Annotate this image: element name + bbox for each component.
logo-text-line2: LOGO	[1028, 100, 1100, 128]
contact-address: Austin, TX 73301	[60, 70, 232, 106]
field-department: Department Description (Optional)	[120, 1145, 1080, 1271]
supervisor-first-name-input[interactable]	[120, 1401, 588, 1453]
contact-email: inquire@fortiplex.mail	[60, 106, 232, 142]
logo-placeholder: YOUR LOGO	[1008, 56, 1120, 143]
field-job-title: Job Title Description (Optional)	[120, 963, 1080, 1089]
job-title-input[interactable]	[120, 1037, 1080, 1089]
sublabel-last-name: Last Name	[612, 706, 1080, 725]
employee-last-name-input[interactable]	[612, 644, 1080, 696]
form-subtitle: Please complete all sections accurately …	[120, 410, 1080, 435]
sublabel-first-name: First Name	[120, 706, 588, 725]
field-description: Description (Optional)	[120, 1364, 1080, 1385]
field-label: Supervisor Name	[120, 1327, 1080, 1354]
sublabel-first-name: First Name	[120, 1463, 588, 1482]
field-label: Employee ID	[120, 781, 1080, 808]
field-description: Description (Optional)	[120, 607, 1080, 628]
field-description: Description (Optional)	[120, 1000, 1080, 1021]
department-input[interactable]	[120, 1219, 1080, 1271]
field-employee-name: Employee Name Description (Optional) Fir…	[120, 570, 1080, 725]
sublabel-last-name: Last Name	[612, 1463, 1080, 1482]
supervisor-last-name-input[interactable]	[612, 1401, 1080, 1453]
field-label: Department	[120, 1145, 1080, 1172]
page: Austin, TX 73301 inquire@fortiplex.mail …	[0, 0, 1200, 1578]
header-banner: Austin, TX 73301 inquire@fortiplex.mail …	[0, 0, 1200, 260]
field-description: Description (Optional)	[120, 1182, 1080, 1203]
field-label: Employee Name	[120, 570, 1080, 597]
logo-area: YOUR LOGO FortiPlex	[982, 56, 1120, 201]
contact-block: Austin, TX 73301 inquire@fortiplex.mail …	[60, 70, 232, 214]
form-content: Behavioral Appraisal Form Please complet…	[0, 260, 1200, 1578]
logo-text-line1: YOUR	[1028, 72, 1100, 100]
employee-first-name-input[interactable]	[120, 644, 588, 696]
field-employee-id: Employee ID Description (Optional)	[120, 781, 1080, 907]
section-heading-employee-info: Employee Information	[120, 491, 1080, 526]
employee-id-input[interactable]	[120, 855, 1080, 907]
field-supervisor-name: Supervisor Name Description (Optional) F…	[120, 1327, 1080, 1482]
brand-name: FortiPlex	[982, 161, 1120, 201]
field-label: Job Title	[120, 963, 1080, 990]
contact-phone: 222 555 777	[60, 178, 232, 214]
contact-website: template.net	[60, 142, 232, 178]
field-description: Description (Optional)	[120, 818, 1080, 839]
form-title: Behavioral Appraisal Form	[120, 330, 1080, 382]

■ WORK TO COMPLETE
Convert the listing above into a JSON array of strings, one per line, omitting any blank lines.

■ RESULT FOR THIS TASK
[
  "Annotate this image: element name + bbox for each component.",
  "logo-text-line2: LOGO\t[1028, 100, 1100, 128]",
  "contact-address: Austin, TX 73301\t[60, 70, 232, 106]",
  "field-department: Department Description (Optional)\t[120, 1145, 1080, 1271]",
  "supervisor-first-name-input[interactable]\t[120, 1401, 588, 1453]",
  "contact-email: inquire@fortiplex.mail\t[60, 106, 232, 142]",
  "logo-placeholder: YOUR LOGO\t[1008, 56, 1120, 143]",
  "field-job-title: Job Title Description (Optional)\t[120, 963, 1080, 1089]",
  "job-title-input[interactable]\t[120, 1037, 1080, 1089]",
  "sublabel-last-name: Last Name\t[612, 706, 1080, 725]",
  "employee-last-name-input[interactable]\t[612, 644, 1080, 696]",
  "form-subtitle: Please complete all sections accurately …\t[120, 410, 1080, 435]",
  "sublabel-first-name: First Name\t[120, 706, 588, 725]",
  "field-description: Description (Optional)\t[120, 1364, 1080, 1385]",
  "field-label: Supervisor Name\t[120, 1327, 1080, 1354]",
  "sublabel-first-name: First Name\t[120, 1463, 588, 1482]",
  "field-label: Employee ID\t[120, 781, 1080, 808]",
  "field-description: Description (Optional)\t[120, 607, 1080, 628]",
  "field-description: Description (Optional)\t[120, 1000, 1080, 1021]",
  "department-input[interactable]\t[120, 1219, 1080, 1271]",
  "field-employee-name: Employee Name Description (Optional) Fir…\t[120, 570, 1080, 725]",
  "sublabel-last-name: Last Name\t[612, 1463, 1080, 1482]",
  "supervisor-last-name-input[interactable]\t[612, 1401, 1080, 1453]",
  "field-label: Department\t[120, 1145, 1080, 1172]",
  "page: Austin, TX 73301 inquire@fortiplex.mail …\t[0, 0, 1200, 1578]",
  "header-banner: Austin, TX 73301 inquire@fortiplex.mail …\t[0, 0, 1200, 260]",
  "field-description: Description (Optional)\t[120, 1182, 1080, 1203]",
  "field-label: Employee Name\t[120, 570, 1080, 597]",
  "logo-area: YOUR LOGO FortiPlex\t[982, 56, 1120, 201]",
  "contact-block: Austin, TX 73301 inquire@fortiplex.mail …\t[60, 70, 232, 214]",
  "form-content: Behavioral Appraisal Form Please complet…\t[0, 260, 1200, 1578]",
  "logo-text-line1: YOUR\t[1028, 72, 1100, 100]",
  "employee-first-name-input[interactable]\t[120, 644, 588, 696]",
  "field-employee-id: Employee ID Description (Optional)\t[120, 781, 1080, 907]",
  "section-heading-employee-info: Employee Information\t[120, 491, 1080, 526]",
  "employee-id-input[interactable]\t[120, 855, 1080, 907]",
  "field-supervisor-name: Supervisor Name Description (Optional) F…\t[120, 1327, 1080, 1482]",
  "brand-name: FortiPlex\t[982, 161, 1120, 201]",
  "field-label: Job Title\t[120, 963, 1080, 990]",
  "contact-phone: 222 555 777\t[60, 178, 232, 214]",
  "contact-website: template.net\t[60, 142, 232, 178]",
  "field-description: Description (Optional)\t[120, 818, 1080, 839]",
  "form-title: Behavioral Appraisal Form\t[120, 330, 1080, 382]"
]